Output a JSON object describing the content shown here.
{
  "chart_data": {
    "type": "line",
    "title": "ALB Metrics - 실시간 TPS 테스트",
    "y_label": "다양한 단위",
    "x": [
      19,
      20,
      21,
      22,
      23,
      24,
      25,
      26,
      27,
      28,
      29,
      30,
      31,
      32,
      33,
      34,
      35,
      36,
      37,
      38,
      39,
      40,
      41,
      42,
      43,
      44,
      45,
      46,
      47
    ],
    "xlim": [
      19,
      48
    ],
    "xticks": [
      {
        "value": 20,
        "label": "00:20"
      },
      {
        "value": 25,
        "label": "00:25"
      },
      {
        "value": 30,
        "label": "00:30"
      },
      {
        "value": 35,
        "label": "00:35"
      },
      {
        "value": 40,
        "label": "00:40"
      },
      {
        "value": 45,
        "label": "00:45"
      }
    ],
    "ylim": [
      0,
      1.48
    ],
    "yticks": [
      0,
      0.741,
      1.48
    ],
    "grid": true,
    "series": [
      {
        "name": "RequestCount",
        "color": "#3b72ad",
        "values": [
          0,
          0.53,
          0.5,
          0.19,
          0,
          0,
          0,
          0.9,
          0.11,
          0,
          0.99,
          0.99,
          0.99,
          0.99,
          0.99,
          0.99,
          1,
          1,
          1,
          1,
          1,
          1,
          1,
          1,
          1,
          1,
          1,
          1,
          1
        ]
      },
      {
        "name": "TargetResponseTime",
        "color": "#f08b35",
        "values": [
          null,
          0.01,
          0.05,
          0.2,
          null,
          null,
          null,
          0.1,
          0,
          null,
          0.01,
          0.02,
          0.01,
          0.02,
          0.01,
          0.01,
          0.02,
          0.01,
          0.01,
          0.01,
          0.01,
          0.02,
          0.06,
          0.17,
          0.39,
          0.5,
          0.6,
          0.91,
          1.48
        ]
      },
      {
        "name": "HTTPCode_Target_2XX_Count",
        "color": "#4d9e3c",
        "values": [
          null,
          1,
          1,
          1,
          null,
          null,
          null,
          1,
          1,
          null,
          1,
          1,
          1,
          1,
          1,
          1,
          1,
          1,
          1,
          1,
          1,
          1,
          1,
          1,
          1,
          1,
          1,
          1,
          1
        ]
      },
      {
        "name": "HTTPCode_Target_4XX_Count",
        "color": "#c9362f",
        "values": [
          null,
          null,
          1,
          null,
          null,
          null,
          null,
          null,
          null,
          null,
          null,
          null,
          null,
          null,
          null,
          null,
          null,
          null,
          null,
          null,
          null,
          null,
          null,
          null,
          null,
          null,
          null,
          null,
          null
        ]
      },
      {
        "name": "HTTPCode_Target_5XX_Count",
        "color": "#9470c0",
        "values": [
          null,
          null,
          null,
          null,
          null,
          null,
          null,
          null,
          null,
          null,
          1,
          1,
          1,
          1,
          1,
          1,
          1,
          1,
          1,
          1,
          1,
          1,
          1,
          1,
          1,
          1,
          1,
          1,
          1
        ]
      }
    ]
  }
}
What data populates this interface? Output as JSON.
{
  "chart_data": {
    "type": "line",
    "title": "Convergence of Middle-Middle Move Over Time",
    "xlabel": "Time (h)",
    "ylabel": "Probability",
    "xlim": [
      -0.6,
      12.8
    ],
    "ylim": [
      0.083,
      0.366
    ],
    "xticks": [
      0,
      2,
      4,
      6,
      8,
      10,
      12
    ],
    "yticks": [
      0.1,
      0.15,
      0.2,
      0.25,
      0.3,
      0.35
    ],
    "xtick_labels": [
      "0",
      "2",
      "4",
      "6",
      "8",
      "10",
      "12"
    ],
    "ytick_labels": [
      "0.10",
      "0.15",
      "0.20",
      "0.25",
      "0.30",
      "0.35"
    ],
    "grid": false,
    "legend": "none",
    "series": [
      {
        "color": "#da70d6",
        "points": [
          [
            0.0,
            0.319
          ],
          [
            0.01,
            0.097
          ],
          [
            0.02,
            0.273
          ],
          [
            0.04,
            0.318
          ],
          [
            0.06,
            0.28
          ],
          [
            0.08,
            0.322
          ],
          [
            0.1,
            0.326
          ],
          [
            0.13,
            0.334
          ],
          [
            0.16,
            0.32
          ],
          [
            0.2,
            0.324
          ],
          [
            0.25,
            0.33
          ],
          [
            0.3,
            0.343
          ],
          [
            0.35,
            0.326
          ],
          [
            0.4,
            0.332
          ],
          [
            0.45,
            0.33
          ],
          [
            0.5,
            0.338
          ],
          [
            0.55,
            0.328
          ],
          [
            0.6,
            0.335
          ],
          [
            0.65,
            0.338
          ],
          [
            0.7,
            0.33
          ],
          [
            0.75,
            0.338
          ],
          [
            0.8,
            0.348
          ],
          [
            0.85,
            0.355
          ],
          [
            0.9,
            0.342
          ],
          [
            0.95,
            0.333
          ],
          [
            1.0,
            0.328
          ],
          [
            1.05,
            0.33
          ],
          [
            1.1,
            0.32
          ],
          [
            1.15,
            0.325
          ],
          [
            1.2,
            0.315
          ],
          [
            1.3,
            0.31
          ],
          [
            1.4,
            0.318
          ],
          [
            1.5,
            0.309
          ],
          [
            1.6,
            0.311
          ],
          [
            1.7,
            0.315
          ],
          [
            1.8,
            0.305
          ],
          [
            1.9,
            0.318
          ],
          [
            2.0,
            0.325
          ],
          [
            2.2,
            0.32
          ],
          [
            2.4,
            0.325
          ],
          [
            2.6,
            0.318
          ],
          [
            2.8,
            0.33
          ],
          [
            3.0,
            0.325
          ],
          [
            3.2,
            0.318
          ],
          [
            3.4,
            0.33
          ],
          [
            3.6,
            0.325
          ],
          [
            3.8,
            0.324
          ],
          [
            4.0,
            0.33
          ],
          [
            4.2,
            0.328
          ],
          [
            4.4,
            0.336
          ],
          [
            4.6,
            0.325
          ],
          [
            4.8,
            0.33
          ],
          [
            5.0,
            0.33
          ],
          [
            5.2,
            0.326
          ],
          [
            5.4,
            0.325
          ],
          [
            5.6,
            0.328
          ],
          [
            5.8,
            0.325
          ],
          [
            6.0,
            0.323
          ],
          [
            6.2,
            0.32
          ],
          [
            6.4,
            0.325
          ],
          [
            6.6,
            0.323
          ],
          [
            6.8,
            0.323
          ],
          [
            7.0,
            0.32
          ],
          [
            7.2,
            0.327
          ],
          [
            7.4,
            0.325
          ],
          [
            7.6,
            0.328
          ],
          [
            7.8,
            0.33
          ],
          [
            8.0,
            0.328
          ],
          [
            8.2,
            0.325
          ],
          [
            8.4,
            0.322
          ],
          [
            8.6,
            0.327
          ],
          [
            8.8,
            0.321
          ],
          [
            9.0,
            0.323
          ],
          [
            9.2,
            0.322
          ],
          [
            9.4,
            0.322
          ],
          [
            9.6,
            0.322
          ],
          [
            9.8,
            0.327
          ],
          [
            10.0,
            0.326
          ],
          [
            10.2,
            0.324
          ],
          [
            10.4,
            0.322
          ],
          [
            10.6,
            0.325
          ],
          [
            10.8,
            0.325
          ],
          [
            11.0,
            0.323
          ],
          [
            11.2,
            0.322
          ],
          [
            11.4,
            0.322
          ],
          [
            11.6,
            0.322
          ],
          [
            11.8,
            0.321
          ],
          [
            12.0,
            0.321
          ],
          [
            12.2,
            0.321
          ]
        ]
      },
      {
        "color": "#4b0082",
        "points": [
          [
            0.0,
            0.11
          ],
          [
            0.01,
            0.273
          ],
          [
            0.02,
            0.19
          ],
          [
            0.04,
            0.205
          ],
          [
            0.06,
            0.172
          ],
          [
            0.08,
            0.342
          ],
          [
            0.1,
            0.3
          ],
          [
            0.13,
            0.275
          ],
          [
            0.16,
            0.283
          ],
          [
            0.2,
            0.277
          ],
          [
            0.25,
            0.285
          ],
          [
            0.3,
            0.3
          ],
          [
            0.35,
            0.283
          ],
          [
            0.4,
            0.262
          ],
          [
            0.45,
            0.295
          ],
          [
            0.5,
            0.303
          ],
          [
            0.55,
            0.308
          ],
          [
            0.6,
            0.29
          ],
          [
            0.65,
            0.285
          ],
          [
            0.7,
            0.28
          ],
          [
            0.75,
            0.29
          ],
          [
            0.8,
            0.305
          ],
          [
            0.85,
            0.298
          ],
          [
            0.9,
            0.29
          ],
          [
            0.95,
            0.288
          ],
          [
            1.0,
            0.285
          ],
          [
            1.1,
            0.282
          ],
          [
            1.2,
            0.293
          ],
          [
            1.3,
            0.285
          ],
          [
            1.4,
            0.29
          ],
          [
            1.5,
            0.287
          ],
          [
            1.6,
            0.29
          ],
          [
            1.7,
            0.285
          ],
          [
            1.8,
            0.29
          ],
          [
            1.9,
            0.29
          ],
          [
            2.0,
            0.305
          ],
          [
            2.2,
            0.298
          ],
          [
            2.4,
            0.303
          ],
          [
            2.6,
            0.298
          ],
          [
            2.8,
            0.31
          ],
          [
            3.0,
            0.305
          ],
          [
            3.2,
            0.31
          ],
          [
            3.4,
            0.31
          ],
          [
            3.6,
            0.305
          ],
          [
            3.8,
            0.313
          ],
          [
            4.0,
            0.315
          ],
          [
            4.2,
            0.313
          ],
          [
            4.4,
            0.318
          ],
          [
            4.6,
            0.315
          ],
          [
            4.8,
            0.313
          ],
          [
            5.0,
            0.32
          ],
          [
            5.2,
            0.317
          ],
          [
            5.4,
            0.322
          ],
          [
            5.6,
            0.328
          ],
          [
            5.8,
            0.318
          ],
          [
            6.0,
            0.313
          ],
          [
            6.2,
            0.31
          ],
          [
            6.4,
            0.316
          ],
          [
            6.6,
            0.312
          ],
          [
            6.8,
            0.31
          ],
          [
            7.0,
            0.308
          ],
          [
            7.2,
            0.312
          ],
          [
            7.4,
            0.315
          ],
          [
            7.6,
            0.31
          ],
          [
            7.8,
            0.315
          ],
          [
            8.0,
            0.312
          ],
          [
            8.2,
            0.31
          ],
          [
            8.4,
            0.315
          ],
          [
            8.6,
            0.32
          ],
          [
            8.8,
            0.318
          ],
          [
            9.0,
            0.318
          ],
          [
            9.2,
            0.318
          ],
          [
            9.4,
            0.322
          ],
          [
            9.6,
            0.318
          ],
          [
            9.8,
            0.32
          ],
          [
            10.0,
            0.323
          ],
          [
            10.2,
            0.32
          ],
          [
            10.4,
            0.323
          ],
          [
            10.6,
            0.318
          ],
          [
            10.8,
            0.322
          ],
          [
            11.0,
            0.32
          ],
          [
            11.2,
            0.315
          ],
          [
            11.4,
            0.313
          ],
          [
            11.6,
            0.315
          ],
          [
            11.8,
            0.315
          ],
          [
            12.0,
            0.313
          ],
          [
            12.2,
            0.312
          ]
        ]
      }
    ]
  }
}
-- -- --
> SET TASK:
Take every line above carrying "name" and return it.

> EXERCISE ANSWER:
        "name": "RequestCount",
        "name": "TargetResponseTime",
        "name": "HTTPCode_Target_2XX_Count",
        "name": "HTTPCode_Target_4XX_Count",
        "name": "HTTPCode_Target_5XX_Count",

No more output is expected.